# INPUT MATERIAL:
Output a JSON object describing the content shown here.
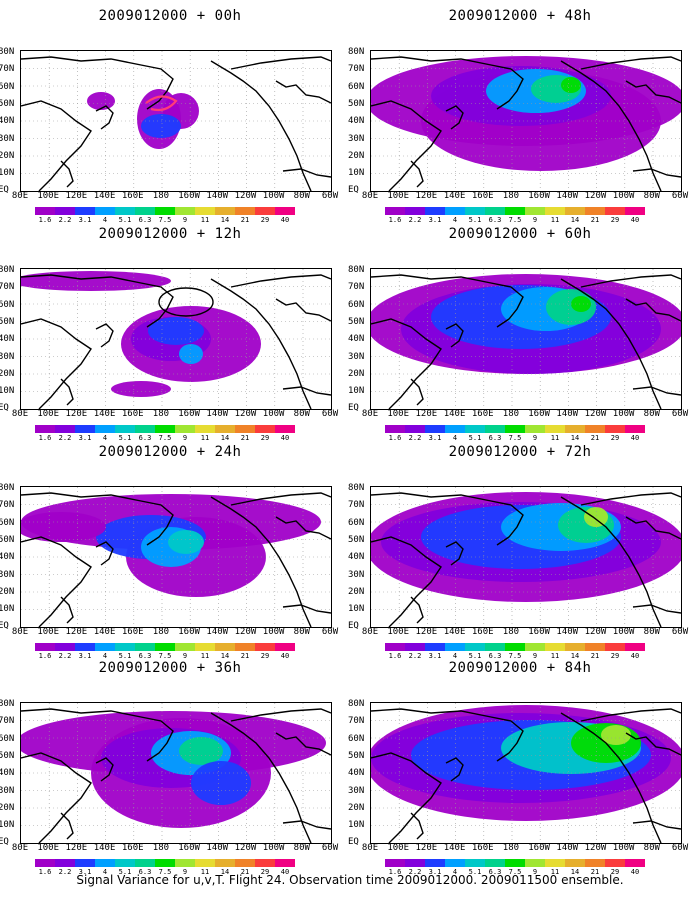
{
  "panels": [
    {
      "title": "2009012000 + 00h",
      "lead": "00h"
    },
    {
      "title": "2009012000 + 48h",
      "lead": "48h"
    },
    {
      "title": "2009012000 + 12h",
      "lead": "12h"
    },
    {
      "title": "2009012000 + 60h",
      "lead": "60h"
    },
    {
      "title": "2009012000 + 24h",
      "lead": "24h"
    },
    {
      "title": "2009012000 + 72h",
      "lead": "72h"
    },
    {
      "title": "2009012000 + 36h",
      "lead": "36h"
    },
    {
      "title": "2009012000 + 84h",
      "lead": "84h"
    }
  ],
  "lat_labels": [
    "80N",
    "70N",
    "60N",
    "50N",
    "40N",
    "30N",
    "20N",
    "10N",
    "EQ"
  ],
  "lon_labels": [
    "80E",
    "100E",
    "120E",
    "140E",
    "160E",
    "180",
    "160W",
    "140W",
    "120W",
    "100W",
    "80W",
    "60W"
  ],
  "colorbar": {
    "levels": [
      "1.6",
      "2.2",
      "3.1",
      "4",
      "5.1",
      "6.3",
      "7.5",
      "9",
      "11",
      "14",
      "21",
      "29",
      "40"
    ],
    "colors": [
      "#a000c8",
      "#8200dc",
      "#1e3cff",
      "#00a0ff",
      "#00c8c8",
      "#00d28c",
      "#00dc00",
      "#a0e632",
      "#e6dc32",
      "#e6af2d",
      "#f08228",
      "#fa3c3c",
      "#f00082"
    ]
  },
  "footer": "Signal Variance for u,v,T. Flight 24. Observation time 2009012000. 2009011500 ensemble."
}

# EXERCISE AIM:
What is the number of lines above that hold the string "lead"? Answer with that number alone.

# FINAL RESULT:
8